* Begin *

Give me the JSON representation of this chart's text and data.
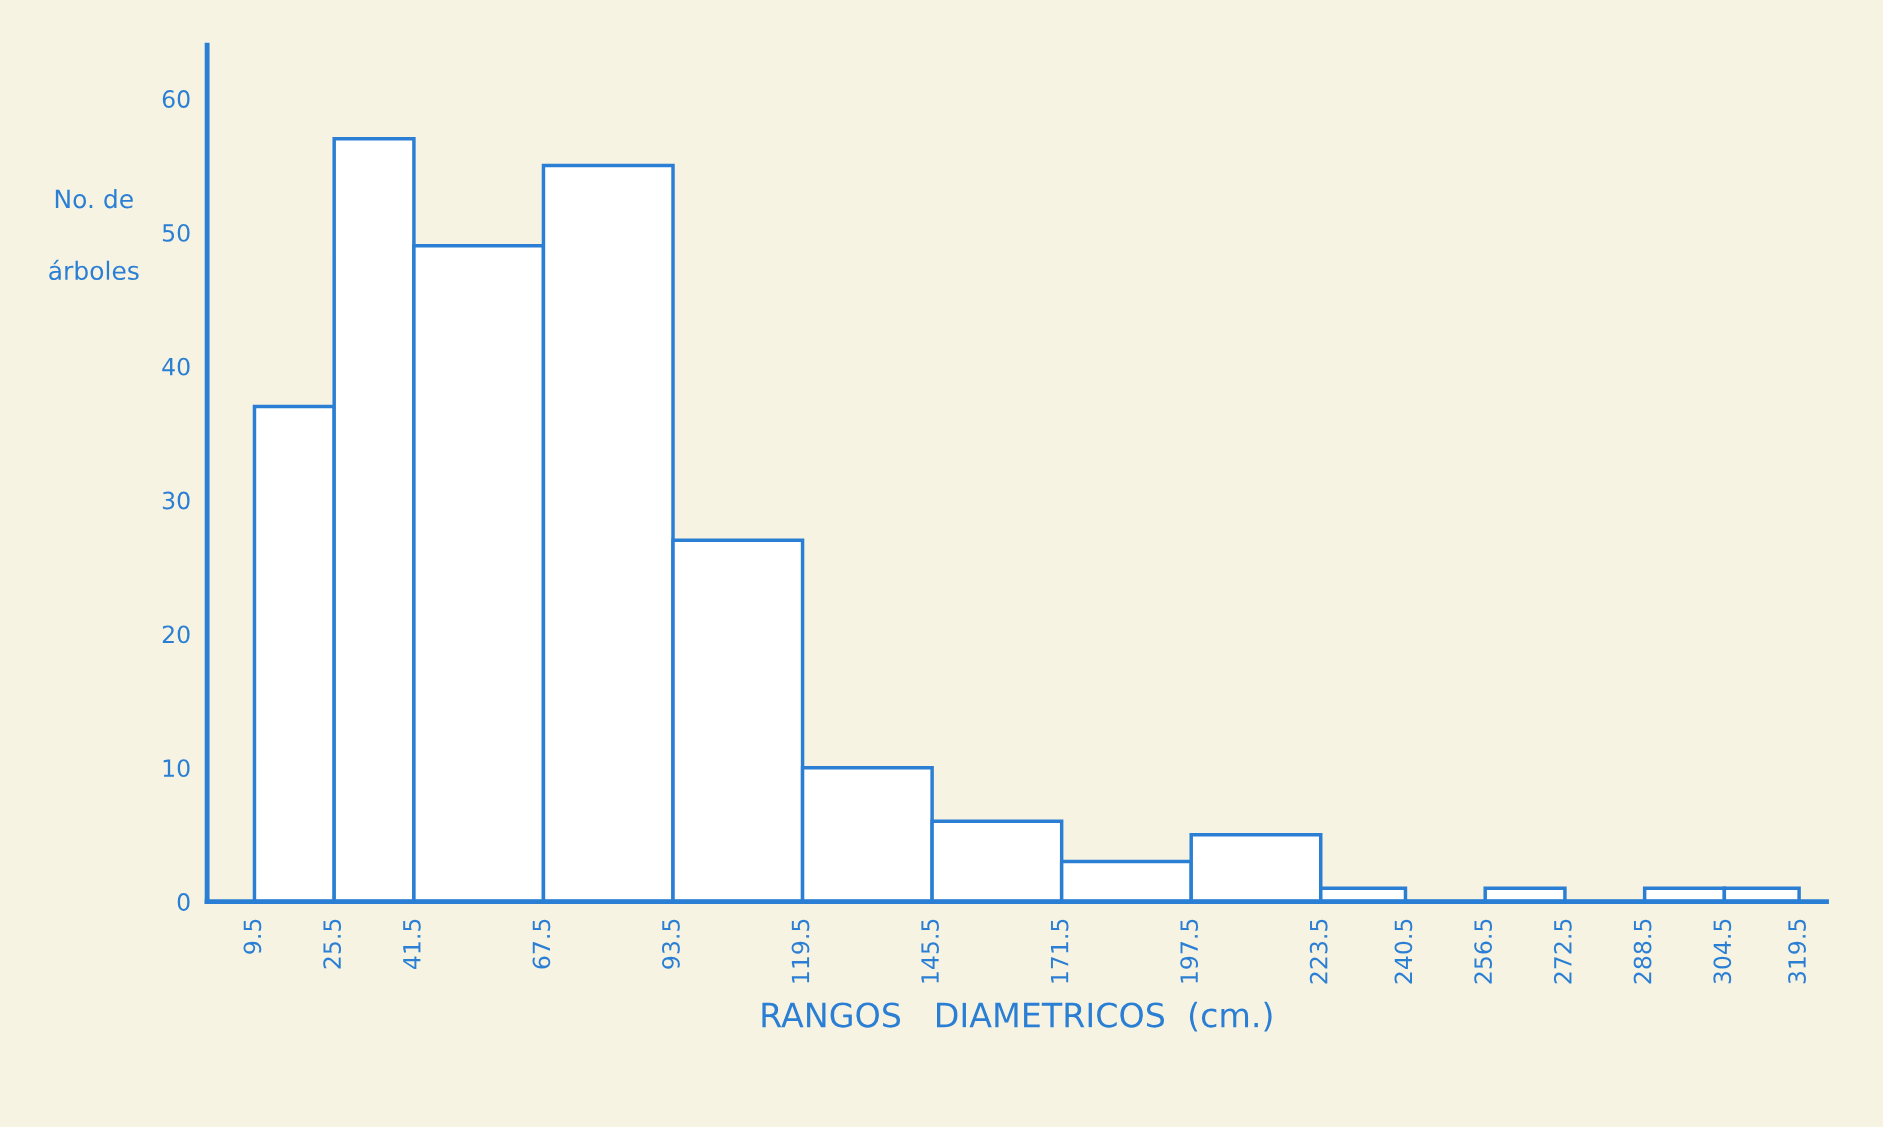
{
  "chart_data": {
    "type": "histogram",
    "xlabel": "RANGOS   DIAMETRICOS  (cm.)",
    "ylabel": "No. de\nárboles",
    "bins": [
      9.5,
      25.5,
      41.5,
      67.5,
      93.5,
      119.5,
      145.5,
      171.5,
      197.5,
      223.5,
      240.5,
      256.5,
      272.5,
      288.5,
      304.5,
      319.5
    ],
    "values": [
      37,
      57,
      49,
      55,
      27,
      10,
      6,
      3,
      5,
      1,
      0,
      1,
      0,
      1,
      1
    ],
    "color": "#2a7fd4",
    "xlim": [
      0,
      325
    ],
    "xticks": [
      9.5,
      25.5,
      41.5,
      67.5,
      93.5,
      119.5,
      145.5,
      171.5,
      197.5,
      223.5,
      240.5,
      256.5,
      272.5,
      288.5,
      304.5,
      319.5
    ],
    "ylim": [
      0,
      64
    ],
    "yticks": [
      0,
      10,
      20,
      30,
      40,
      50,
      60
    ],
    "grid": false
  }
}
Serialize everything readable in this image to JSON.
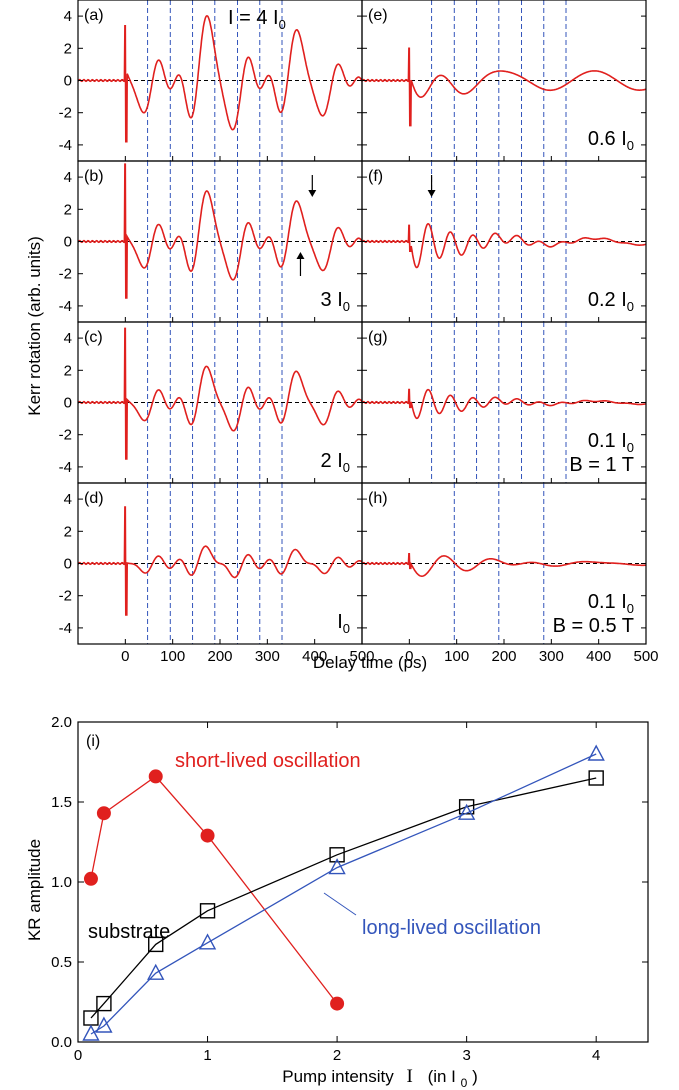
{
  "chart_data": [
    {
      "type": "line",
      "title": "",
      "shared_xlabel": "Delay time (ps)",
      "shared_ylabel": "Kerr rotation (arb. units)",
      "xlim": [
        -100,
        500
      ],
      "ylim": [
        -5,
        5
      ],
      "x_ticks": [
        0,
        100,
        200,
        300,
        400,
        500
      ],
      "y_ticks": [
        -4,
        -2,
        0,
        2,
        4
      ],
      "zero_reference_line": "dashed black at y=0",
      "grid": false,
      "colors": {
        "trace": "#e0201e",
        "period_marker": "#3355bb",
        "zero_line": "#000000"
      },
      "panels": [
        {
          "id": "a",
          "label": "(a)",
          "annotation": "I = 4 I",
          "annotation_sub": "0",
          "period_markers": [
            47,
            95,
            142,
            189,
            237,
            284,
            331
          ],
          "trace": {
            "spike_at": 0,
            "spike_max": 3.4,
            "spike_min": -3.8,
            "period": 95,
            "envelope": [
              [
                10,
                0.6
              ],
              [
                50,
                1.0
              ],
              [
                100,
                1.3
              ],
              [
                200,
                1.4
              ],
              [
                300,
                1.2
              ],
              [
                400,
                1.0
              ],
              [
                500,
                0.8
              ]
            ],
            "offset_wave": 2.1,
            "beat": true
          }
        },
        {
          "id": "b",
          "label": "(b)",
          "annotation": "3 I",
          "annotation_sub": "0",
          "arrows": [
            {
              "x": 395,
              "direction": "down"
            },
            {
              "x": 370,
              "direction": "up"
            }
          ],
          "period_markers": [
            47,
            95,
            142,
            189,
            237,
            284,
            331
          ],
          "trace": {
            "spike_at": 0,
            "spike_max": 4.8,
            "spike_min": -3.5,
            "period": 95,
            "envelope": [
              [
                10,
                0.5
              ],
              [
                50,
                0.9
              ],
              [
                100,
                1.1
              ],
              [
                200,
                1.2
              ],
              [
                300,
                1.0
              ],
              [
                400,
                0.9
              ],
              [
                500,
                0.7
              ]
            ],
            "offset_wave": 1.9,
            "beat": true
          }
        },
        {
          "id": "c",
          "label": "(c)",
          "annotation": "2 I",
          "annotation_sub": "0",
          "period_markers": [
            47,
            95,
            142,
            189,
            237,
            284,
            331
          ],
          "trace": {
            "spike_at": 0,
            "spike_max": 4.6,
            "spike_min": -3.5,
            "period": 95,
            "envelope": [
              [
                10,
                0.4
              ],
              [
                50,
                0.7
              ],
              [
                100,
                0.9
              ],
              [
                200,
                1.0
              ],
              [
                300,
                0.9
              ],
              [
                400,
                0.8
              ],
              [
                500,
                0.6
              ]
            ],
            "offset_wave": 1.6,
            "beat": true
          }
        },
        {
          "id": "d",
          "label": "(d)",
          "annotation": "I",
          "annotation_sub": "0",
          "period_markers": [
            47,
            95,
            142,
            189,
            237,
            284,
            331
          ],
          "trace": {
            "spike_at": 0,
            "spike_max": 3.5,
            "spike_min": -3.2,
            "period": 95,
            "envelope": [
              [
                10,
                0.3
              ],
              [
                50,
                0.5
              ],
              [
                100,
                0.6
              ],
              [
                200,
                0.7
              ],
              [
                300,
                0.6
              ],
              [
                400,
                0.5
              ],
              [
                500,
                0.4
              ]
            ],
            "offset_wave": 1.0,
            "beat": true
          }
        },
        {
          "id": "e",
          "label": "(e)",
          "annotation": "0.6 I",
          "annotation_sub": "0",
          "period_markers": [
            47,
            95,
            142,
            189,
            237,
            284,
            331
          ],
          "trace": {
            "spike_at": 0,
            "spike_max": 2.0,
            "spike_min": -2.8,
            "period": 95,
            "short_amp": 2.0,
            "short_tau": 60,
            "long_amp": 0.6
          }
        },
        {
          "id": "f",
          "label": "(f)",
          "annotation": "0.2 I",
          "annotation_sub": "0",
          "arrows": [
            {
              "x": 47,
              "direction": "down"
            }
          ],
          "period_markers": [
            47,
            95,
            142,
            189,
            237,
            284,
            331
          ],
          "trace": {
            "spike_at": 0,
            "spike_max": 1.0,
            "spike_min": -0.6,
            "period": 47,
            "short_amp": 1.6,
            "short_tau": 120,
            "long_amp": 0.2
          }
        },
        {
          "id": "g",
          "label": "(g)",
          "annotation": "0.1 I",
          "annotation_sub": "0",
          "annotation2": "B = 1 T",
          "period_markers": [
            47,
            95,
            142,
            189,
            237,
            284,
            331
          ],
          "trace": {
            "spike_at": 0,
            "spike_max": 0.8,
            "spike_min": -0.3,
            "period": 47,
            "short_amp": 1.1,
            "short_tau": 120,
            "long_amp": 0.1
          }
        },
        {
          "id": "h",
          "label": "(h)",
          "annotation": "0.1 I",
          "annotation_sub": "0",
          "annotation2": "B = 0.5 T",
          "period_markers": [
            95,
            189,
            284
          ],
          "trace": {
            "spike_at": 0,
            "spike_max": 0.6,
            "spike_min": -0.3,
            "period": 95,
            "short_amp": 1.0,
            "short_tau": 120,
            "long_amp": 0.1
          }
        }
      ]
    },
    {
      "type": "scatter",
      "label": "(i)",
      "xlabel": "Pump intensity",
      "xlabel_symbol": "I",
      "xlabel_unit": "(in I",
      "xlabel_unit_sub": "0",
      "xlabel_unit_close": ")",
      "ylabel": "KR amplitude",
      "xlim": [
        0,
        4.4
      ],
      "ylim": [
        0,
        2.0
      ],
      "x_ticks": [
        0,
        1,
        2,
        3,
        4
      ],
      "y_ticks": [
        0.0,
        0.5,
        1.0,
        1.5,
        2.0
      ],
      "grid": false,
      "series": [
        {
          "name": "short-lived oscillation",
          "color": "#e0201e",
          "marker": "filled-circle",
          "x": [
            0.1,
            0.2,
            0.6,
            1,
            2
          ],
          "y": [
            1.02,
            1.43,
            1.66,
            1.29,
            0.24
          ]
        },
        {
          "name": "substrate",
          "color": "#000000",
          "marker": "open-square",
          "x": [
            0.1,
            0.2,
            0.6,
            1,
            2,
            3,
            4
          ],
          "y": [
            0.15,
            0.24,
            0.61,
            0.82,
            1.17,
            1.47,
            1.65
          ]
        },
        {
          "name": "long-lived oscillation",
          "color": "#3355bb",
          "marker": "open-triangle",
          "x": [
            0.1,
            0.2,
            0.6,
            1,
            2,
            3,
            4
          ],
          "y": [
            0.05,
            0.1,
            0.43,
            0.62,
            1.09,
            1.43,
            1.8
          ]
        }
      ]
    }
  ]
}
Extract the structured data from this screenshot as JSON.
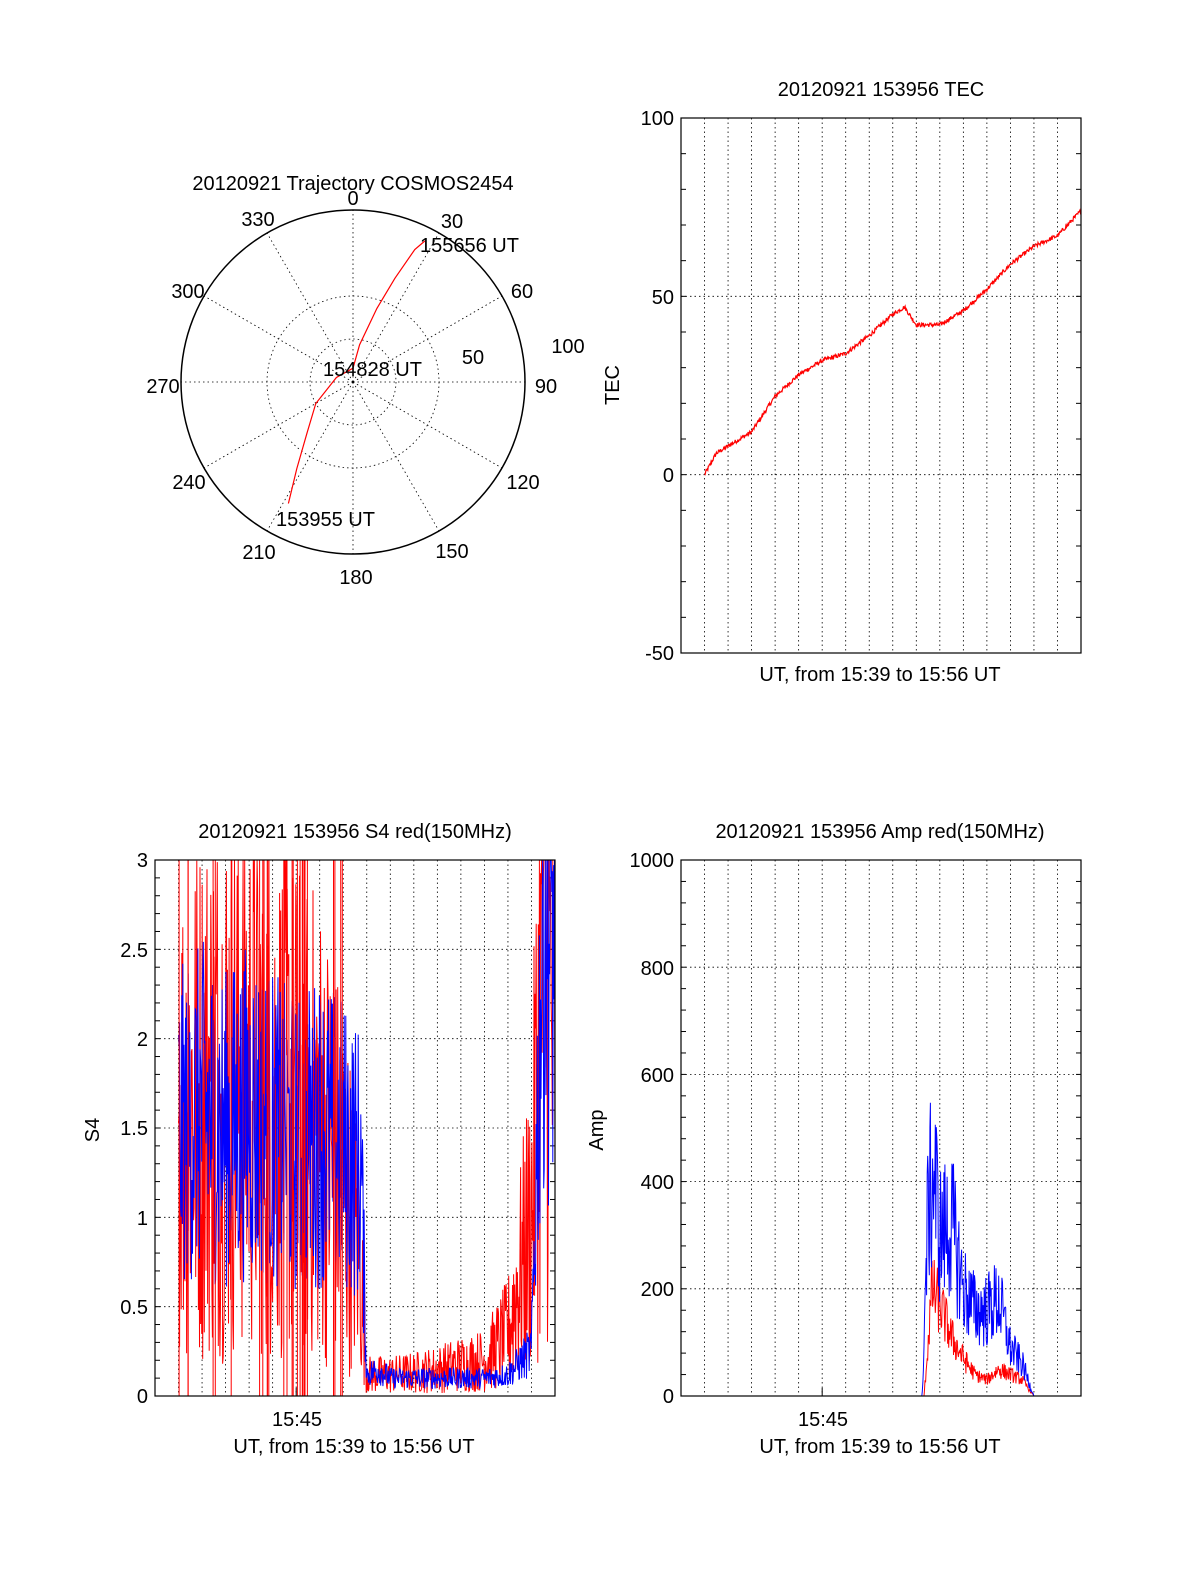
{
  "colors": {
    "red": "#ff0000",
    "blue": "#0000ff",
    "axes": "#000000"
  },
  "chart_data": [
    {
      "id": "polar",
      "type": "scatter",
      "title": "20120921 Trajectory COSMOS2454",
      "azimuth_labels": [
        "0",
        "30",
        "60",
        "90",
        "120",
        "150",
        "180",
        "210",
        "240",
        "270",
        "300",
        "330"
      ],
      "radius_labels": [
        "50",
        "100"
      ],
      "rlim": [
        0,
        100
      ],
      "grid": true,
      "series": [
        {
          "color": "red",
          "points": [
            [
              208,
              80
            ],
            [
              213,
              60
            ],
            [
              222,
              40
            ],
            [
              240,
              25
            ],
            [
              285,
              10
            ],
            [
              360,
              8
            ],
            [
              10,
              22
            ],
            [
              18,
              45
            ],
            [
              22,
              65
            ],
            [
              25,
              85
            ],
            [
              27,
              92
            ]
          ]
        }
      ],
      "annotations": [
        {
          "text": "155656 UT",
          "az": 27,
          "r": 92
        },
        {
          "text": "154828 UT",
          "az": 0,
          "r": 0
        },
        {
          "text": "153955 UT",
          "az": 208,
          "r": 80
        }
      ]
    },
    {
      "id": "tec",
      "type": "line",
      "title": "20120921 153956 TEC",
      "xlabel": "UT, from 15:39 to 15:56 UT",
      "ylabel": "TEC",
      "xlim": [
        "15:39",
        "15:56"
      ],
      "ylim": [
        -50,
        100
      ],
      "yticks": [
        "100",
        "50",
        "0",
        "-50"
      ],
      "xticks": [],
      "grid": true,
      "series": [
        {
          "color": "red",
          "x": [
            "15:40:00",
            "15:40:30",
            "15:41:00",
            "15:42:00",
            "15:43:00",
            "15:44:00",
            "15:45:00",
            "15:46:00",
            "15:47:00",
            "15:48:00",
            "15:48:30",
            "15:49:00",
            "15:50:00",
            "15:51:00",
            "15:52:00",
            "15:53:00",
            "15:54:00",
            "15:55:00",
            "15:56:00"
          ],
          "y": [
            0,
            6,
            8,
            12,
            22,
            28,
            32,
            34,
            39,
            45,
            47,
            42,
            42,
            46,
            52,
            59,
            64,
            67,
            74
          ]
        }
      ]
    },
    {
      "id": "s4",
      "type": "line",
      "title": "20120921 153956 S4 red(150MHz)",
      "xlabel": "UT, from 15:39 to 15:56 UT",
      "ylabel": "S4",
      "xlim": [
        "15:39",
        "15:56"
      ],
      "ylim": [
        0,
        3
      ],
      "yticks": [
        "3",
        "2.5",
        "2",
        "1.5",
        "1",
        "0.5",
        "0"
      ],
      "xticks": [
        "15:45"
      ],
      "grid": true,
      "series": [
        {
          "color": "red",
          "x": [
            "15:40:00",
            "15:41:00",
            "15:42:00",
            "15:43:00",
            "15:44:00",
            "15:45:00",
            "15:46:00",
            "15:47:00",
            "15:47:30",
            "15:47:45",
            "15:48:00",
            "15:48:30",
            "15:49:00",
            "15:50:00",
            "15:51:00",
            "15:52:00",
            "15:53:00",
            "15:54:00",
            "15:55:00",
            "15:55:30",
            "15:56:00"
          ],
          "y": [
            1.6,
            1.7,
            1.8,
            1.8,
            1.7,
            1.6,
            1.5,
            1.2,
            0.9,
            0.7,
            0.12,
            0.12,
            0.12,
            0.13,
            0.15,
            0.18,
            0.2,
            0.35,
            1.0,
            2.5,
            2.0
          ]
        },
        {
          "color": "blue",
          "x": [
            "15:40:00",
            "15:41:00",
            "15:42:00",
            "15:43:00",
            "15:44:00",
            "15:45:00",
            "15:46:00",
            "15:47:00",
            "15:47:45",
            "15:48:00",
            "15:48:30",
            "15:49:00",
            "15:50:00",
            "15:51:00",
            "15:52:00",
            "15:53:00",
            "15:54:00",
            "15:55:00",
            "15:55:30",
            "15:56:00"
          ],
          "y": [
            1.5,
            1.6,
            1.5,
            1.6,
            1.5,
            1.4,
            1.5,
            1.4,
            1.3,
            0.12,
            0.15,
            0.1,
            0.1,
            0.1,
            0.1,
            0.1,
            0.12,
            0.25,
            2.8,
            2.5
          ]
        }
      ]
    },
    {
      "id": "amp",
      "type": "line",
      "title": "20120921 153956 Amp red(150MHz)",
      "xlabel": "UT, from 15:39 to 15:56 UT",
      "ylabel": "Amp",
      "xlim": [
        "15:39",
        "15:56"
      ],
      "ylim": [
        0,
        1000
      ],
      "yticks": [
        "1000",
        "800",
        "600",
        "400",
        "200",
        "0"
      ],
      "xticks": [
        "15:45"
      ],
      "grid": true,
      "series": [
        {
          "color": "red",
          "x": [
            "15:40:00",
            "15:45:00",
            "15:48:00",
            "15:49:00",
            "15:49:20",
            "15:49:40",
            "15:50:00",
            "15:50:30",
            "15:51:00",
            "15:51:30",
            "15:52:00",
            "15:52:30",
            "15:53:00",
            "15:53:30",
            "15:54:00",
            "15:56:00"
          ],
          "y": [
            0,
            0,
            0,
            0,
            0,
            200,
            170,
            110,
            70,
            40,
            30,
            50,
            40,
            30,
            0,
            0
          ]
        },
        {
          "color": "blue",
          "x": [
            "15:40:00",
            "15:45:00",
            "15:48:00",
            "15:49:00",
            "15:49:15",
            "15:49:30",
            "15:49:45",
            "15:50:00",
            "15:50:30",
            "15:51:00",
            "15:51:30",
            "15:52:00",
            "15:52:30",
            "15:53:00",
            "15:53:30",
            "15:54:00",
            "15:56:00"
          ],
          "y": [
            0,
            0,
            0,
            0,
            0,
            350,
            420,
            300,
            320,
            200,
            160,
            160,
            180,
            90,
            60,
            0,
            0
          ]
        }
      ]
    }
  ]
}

* End *

Objective
Check each line of the records for "oscillation" and copy the ones that contain it.

Correct output
          "name": "short-lived oscillation",
          "name": "long-lived oscillation",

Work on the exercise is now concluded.